◆ What the task asks: Write out the records below word for word, starting at the line that contains "263, 741, 285]" and ending at the line that contains "332, 484, 499]", both lines included.

◆ Materials provided:
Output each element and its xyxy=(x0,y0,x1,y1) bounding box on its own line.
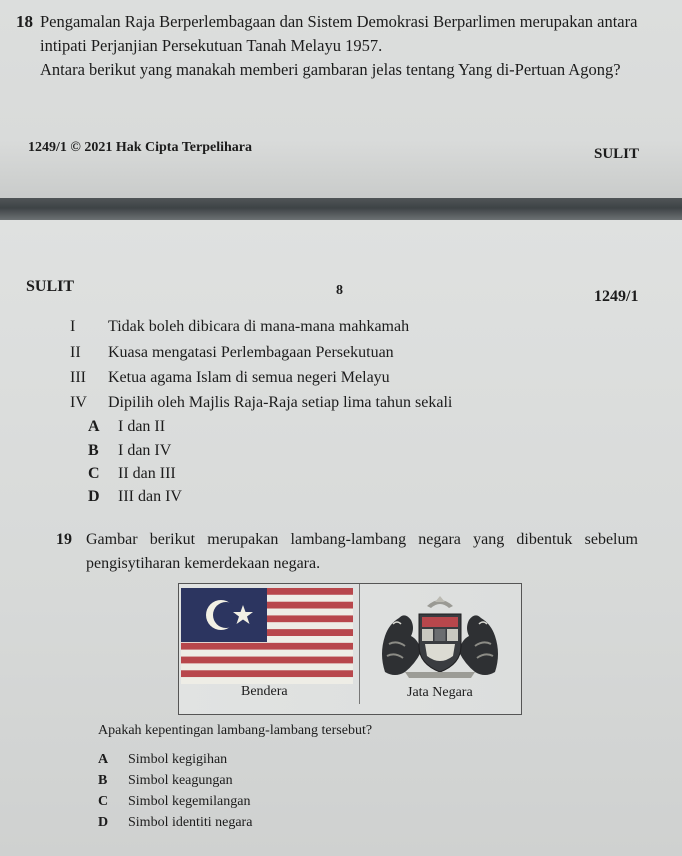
figure-divider xyxy=(359,584,360,704)
question-19-number: 19 xyxy=(56,531,72,548)
question-19-line-1 xyxy=(86,531,638,549)
malaysia-flag-image xyxy=(181,588,353,684)
statement-text: Dipilih oleh Majlis Raja-Raja setiap lima tahun sekali xyxy=(108,394,453,411)
word: dibentuk xyxy=(516,531,573,548)
option-text: II dan III xyxy=(118,465,176,482)
option-text: Simbol identiti negara xyxy=(128,815,253,830)
word: berikut xyxy=(149,531,196,548)
option-text: I dan IV xyxy=(118,442,172,459)
word: merupakan xyxy=(207,531,279,548)
word: yang xyxy=(473,531,505,548)
statement-text: Tidak boleh dibicara di mana-mana mahkamah xyxy=(108,318,410,335)
flag-stripe xyxy=(181,663,353,670)
option-text: I dan II xyxy=(118,418,166,435)
national-symbols-figure xyxy=(178,583,522,715)
option-letter: B xyxy=(88,442,99,459)
option-letter: A xyxy=(88,418,100,435)
option-text: III dan IV xyxy=(118,488,182,505)
option-letter: D xyxy=(88,488,100,505)
flag-stripe xyxy=(181,643,353,650)
option-text: Simbol kegigihan xyxy=(128,752,228,767)
word: sebelum xyxy=(584,531,638,548)
option-letter: C xyxy=(98,794,109,809)
statement-label: IV xyxy=(70,394,87,411)
flag-stripe xyxy=(181,670,353,677)
statement-label: II xyxy=(70,344,81,361)
question-18-line-1: Pengamalan Raja Berperlembagaan dan Sistem Demokrasi Berparlimen merupakan antara xyxy=(40,12,638,31)
option-text: Simbol kegemilangan xyxy=(128,794,251,809)
question-19-line-2: pengisytiharan kemerdekaan negara. xyxy=(86,555,321,572)
footer-sulit: SULIT xyxy=(594,146,640,162)
page-number: 8 xyxy=(336,283,343,298)
jata-negara-image xyxy=(375,594,505,680)
option-text: Simbol keagungan xyxy=(128,773,233,788)
header-sulit: SULIT xyxy=(26,278,75,295)
flag-stripe xyxy=(181,677,353,684)
question-18-line-2: intipati Perjanjian Persekutuan Tanah Melayu 1957. xyxy=(40,36,383,55)
page-fold-shadow xyxy=(0,198,682,220)
flag-stripe xyxy=(181,657,353,664)
option-letter: A xyxy=(98,752,109,767)
question-19-prompt: Apakah kepentingan lambang-lambang tersebut? xyxy=(98,723,373,738)
question-18-number: 18 xyxy=(16,12,33,31)
footer-copyright: 1249/1 © 2021 Hak Cipta Terpelihara xyxy=(28,140,252,155)
header-code: 1249/1 xyxy=(594,288,639,305)
caption-jata-negara: Jata Negara xyxy=(407,685,473,700)
statement-text: Kuasa mengatasi Perlembagaan Persekutuan xyxy=(108,344,394,361)
word: Gambar xyxy=(86,531,138,548)
caption-bendera: Bendera xyxy=(241,684,288,699)
statement-label: III xyxy=(70,369,86,386)
flag-stripe xyxy=(181,650,353,657)
option-letter: B xyxy=(98,773,108,788)
word: lambang-lambang xyxy=(290,531,407,548)
word: negara xyxy=(418,531,461,548)
option-letter: C xyxy=(88,465,100,482)
statement-label: I xyxy=(70,318,76,335)
statement-text: Ketua agama Islam di semua negeri Melayu xyxy=(108,369,390,386)
option-letter: D xyxy=(98,815,109,830)
question-18-line-3: Antara berikut yang manakah memberi gambaran jelas tentang Yang di-Pertuan Agong? xyxy=(40,60,621,79)
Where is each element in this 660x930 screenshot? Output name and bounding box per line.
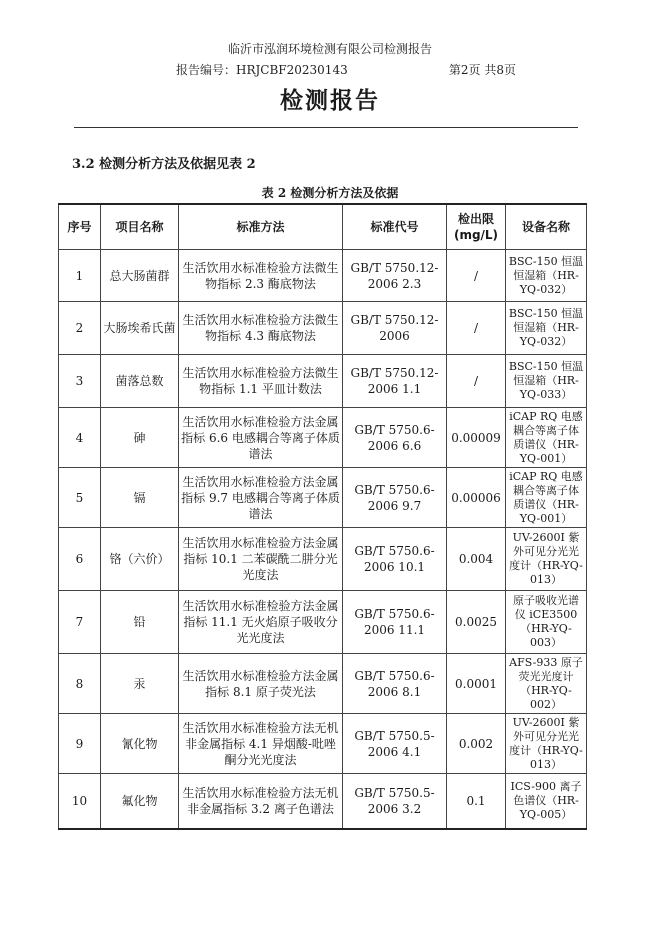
cell-equipment: UV-2600I 紫外可见分光光度计（HR-YQ-013） — [506, 528, 587, 591]
cell-item: 氰化物 — [101, 714, 179, 774]
cell-limit: / — [447, 250, 506, 302]
cell-item: 铅 — [101, 591, 179, 654]
table-row — [59, 355, 587, 408]
cell-item: 大肠埃希氏菌 — [101, 302, 179, 355]
header-no: 序号 — [59, 204, 101, 250]
cell-equipment: iCAP RQ 电感耦合等离子体质谱仪（HR-YQ-001） — [506, 408, 587, 468]
table-row — [59, 774, 587, 829]
cell-method: 生活饮用水标准检验方法金属指标 6.6 电感耦合等离子体质谱法 — [179, 408, 343, 468]
table-caption: 表 2 检测分析方法及依据 — [261, 186, 399, 200]
report-meta-line — [176, 61, 516, 78]
header-item: 项目名称 — [101, 204, 179, 250]
cell-limit: / — [447, 355, 506, 408]
cell-no: 2 — [59, 302, 101, 355]
cell-method: 生活饮用水标准检验方法金属指标 8.1 原子荧光法 — [179, 654, 343, 714]
methods-table — [58, 203, 587, 830]
cell-item: 铬（六价） — [101, 528, 179, 591]
cell-no: 4 — [59, 408, 101, 468]
cell-equipment: ICS-900 离子色谱仪（HR-YQ-005） — [506, 774, 587, 829]
cell-method: 生活饮用水标准检验方法微生物指标 4.3 酶底物法 — [179, 302, 343, 355]
cell-limit: 0.0001 — [447, 654, 506, 714]
header-code: 标准代号 — [343, 204, 447, 250]
cell-equipment: BSC-150 恒温恒湿箱（HR-YQ-033） — [506, 355, 587, 408]
cell-item: 总大肠菌群 — [101, 250, 179, 302]
cell-limit: 0.1 — [447, 774, 506, 829]
title-divider — [74, 127, 578, 128]
table-row — [59, 408, 587, 468]
cell-no: 8 — [59, 654, 101, 714]
table-header-row — [59, 204, 587, 250]
cell-limit: 0.00009 — [447, 408, 506, 468]
header-limit: 检出限 (mg/L) — [447, 204, 506, 250]
table-row — [59, 468, 587, 528]
section-heading: 3.2 检测分析方法及依据见表 2 — [72, 157, 256, 172]
header-equipment: 设备名称 — [506, 204, 587, 250]
page-title: 检测报告 — [280, 88, 380, 114]
table-row — [59, 302, 587, 355]
cell-equipment: iCAP RQ 电感耦合等离子体质谱仪（HR-YQ-001） — [506, 468, 587, 528]
cell-no: 3 — [59, 355, 101, 408]
cell-method: 生活饮用水标准检验方法金属指标 10.1 二苯碳酰二肼分光光度法 — [179, 528, 343, 591]
cell-method: 生活饮用水标准检验方法微生物指标 1.1 平皿计数法 — [179, 355, 343, 408]
cell-item: 镉 — [101, 468, 179, 528]
cell-code: GB/T 5750.6-2006 10.1 — [343, 528, 447, 591]
table-row — [59, 714, 587, 774]
cell-code: GB/T 5750.12-2006 — [343, 302, 447, 355]
cell-method: 生活饮用水标准检验方法金属指标 9.7 电感耦合等离子体质谱法 — [179, 468, 343, 528]
cell-no: 9 — [59, 714, 101, 774]
page-info: 第2页 共8页 — [448, 63, 516, 77]
cell-equipment: 原子吸收光谱仪 iCE3500（HR-YQ-003） — [506, 591, 587, 654]
cell-no: 7 — [59, 591, 101, 654]
cell-limit: 0.002 — [447, 714, 506, 774]
cell-method: 生活饮用水标准检验方法微生物指标 2.3 酶底物法 — [179, 250, 343, 302]
cell-code: GB/T 5750.12-2006 1.1 — [343, 355, 447, 408]
cell-limit: / — [447, 302, 506, 355]
cell-code: GB/T 5750.6-2006 8.1 — [343, 654, 447, 714]
cell-equipment: BSC-150 恒温恒湿箱（HR-YQ-032） — [506, 302, 587, 355]
cell-equipment: UV-2600I 紫外可见分光光度计（HR-YQ-013） — [506, 714, 587, 774]
cell-item: 砷 — [101, 408, 179, 468]
cell-method: 生活饮用水标准检验方法无机非金属指标 3.2 离子色谱法 — [179, 774, 343, 829]
cell-no: 5 — [59, 468, 101, 528]
cell-limit: 0.00006 — [447, 468, 506, 528]
cell-equipment: AFS-933 原子荧光光度计（HR-YQ-002） — [506, 654, 587, 714]
cell-code: GB/T 5750.5-2006 3.2 — [343, 774, 447, 829]
cell-item: 汞 — [101, 654, 179, 714]
cell-item: 菌落总数 — [101, 355, 179, 408]
cell-code: GB/T 5750.12-2006 2.3 — [343, 250, 447, 302]
table-row — [59, 654, 587, 714]
cell-limit: 0.004 — [447, 528, 506, 591]
cell-no: 1 — [59, 250, 101, 302]
cell-method: 生活饮用水标准检验方法无机非金属指标 4.1 异烟酸-吡唑酮分光光度法 — [179, 714, 343, 774]
cell-code: GB/T 5750.6-2006 9.7 — [343, 468, 447, 528]
cell-equipment: BSC-150 恒温恒湿箱（HR-YQ-032） — [506, 250, 587, 302]
table-row — [59, 250, 587, 302]
table-row — [59, 591, 587, 654]
cell-code: GB/T 5750.6-2006 6.6 — [343, 408, 447, 468]
cell-no: 10 — [59, 774, 101, 829]
cell-method: 生活饮用水标准检验方法金属指标 11.1 无火焰原子吸收分光光度法 — [179, 591, 343, 654]
company-report-line: 临沂市泓润环境检测有限公司检测报告 — [227, 42, 432, 56]
cell-limit: 0.0025 — [447, 591, 506, 654]
report-number: 报告编号：HRJCBF20230143 — [176, 63, 348, 77]
cell-item: 氟化物 — [101, 774, 179, 829]
cell-code: GB/T 5750.5-2006 4.1 — [343, 714, 447, 774]
cell-no: 6 — [59, 528, 101, 591]
table-row — [59, 528, 587, 591]
cell-code: GB/T 5750.6-2006 11.1 — [343, 591, 447, 654]
header-method: 标准方法 — [179, 204, 343, 250]
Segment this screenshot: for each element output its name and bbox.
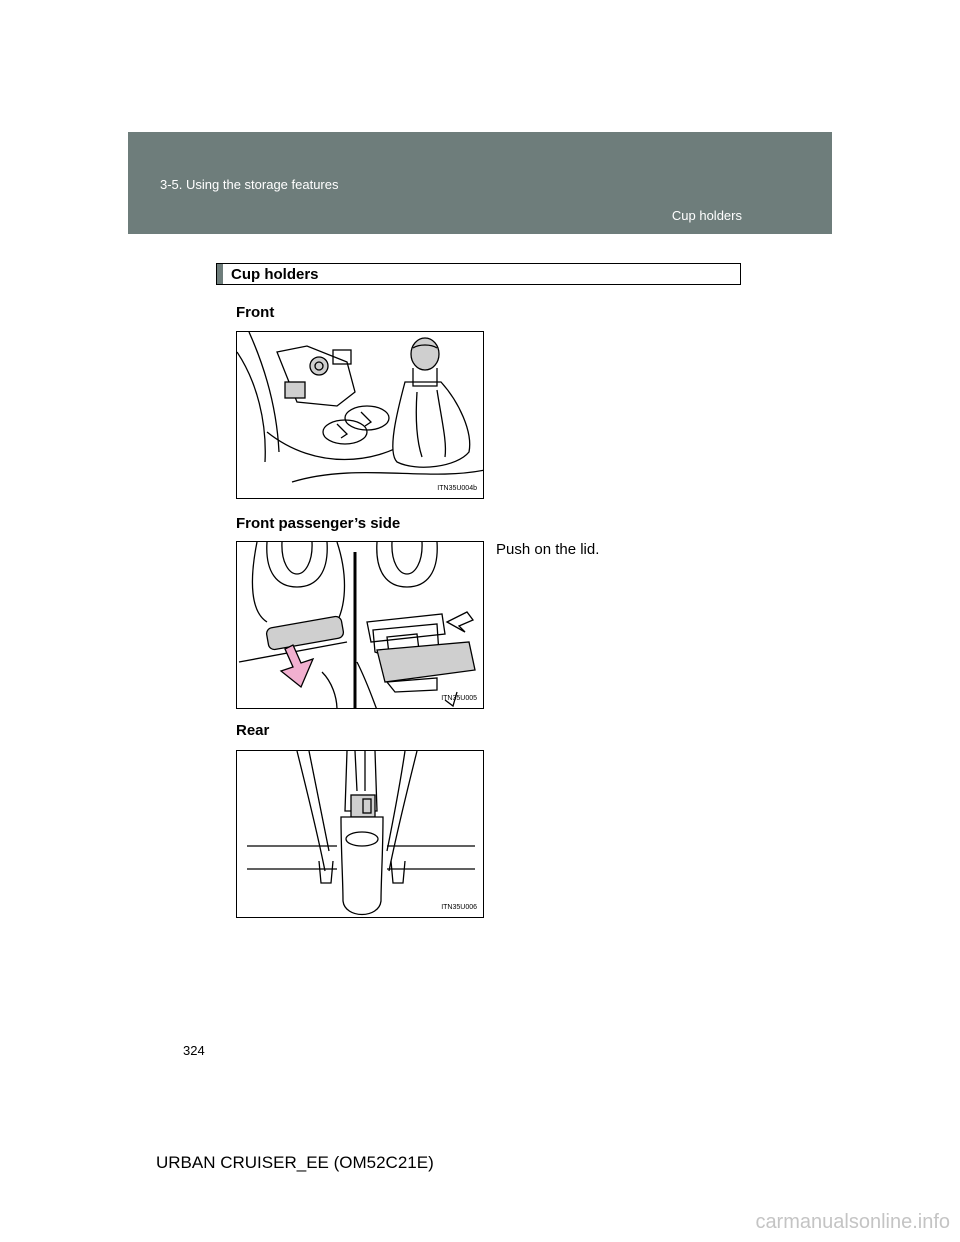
heading-box	[216, 263, 741, 285]
page-heading: Cup holders	[231, 266, 319, 283]
rear-label: Rear	[236, 722, 270, 739]
front-passenger-side-label: Front passenger’s side	[236, 515, 401, 532]
document-footer: URBAN CRUISER_EE (OM52C21E)	[156, 1153, 434, 1172]
instruction-text: Push on the lid.	[496, 541, 600, 558]
front-cup-holder-illustration	[236, 331, 484, 499]
front-console-drawing	[237, 332, 484, 499]
figure-code: ITN35U006	[441, 904, 477, 911]
rear-console-drawing	[237, 751, 484, 918]
page-number: 324	[183, 1043, 205, 1058]
section-title: 3-5. Using the storage features	[160, 177, 339, 192]
figure-code: ITN35U005	[441, 695, 477, 702]
section-header	[128, 132, 832, 234]
passenger-cup-holder-drawing	[237, 542, 484, 709]
front-passenger-cup-holder-illustration	[236, 541, 484, 709]
front-label: Front	[236, 304, 275, 321]
figure-code: ITN35U004b	[437, 485, 477, 492]
watermark: carmanualsonline.info	[755, 1211, 950, 1233]
rear-cup-holder-illustration	[236, 750, 484, 918]
heading-accent-bar	[217, 264, 223, 284]
subsection-title: Cup holders	[671, 208, 742, 223]
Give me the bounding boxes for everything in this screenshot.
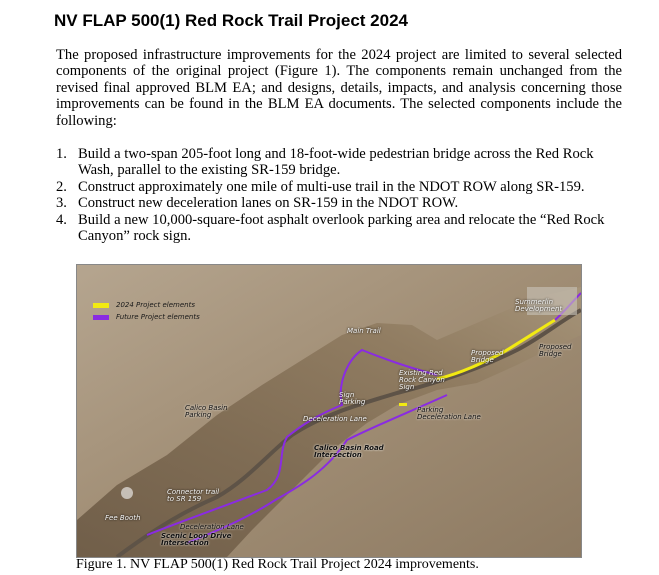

◆ The answer:
heading-box	[216, 263, 741, 285]
page-heading: Cup holders	[231, 266, 319, 283]
rear-label: Rear	[236, 722, 270, 739]
front-passenger-side-label: Front passenger’s side	[236, 515, 401, 532]
document-footer: URBAN CRUISER_EE (OM52C21E)	[156, 1153, 434, 1172]
instruction-text: Push on the lid.	[496, 541, 600, 558]
front-cup-holder-illustration	[236, 331, 484, 499]
front-console-drawing	[237, 332, 484, 499]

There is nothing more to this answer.